» Required work:
Exact reproduction is required for all entries.

» Records from a collection:
------------------------------------------------

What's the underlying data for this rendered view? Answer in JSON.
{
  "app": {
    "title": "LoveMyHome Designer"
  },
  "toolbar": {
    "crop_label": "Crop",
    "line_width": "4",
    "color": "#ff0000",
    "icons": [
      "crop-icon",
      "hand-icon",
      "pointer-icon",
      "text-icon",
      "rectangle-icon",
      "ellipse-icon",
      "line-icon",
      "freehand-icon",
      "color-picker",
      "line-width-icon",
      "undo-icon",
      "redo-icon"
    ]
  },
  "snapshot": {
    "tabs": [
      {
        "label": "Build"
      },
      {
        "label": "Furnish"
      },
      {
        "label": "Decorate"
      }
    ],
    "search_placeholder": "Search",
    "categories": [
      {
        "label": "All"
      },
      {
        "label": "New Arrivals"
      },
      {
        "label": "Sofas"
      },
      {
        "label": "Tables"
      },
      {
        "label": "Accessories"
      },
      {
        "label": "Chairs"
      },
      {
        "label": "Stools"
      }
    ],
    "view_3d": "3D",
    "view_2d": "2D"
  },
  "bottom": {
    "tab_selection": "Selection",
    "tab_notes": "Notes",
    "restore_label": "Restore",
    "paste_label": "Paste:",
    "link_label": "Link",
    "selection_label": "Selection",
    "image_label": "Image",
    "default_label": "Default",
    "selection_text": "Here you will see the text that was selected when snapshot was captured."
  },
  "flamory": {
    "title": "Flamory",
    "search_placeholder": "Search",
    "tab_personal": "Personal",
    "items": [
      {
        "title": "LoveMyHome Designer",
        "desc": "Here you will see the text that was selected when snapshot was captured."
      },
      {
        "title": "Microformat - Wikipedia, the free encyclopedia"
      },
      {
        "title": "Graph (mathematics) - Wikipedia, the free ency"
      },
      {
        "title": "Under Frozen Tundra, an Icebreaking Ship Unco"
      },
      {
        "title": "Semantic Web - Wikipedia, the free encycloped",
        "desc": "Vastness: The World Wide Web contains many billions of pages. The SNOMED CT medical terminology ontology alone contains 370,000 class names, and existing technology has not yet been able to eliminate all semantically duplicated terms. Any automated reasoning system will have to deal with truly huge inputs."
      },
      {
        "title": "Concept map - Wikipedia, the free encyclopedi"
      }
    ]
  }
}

------------------------------------------------

» Response to the task:
What's the underlying data for this rendered view? Answer in JSON.
{
  "app": {
    "title": "LoveMyHome Designer"
  },
  "toolbar": {
    "crop_label": "Crop",
    "line_width": "4",
    "color": "#ff0000",
    "icons": [
      "crop-icon",
      "hand-icon",
      "pointer-icon",
      "text-icon",
      "rectangle-icon",
      "ellipse-icon",
      "line-icon",
      "freehand-icon",
      "color-picker",
      "line-width-icon",
      "undo-icon",
      "redo-icon"
    ]
  },
  "snapshot": {
    "tabs": [
      {
        "label": "Build"
      },
      {
        "label": "Furnish"
      },
      {
        "label": "Decorate"
      }
    ],
    "search_placeholder": "Search",
    "categories": [
      {
        "label": "All"
      },
      {
        "label": "New Arrivals"
      },
      {
        "label": "Sofas"
      },
      {
        "label": "Tables"
      },
      {
        "label": "Accessories"
      },
      {
        "label": "Chairs"
      },
      {
        "label": "Stools"
      }
    ],
    "view_3d": "3D",
    "view_2d": "2D"
  },
  "bottom": {
    "tab_selection": "Selection",
    "tab_notes": "Notes",
    "restore_label": "Restore",
    "paste_label": "Paste:",
    "link_label": "Link",
    "selection_label": "Selection",
    "image_label": "Image",
    "default_label": "Default",
    "selection_text": "Here you will see the text that was selected when snapshot was captured."
  },
  "flamory": {
    "title": "Flamory",
    "search_placeholder": "Search",
    "tab_personal": "Personal",
    "items": [
      {
        "title": "LoveMyHome Designer",
        "desc": "Here you will see the text that was selected when snapshot was captured."
      },
      {
        "title": "Microformat - Wikipedia, the free encyclopedia"
      },
      {
        "title": "Graph (mathematics) - Wikipedia, the free ency"
      },
      {
        "title": "Under Frozen Tundra, an Icebreaking Ship Unco"
      },
      {
        "title": "Semantic Web - Wikipedia, the free encycloped",
        "desc": "Vastness: The World Wide Web contains many billions of pages. The SNOMED CT medical terminology ontology alone contains 370,000 class names, and existing technology has not yet been able to eliminate all semantically duplicated terms. Any automated reasoning system will have to deal with truly huge inputs."
      },
      {
        "title": "Concept map - Wikipedia, the free encyclopedi"
      }
    ]
  }
}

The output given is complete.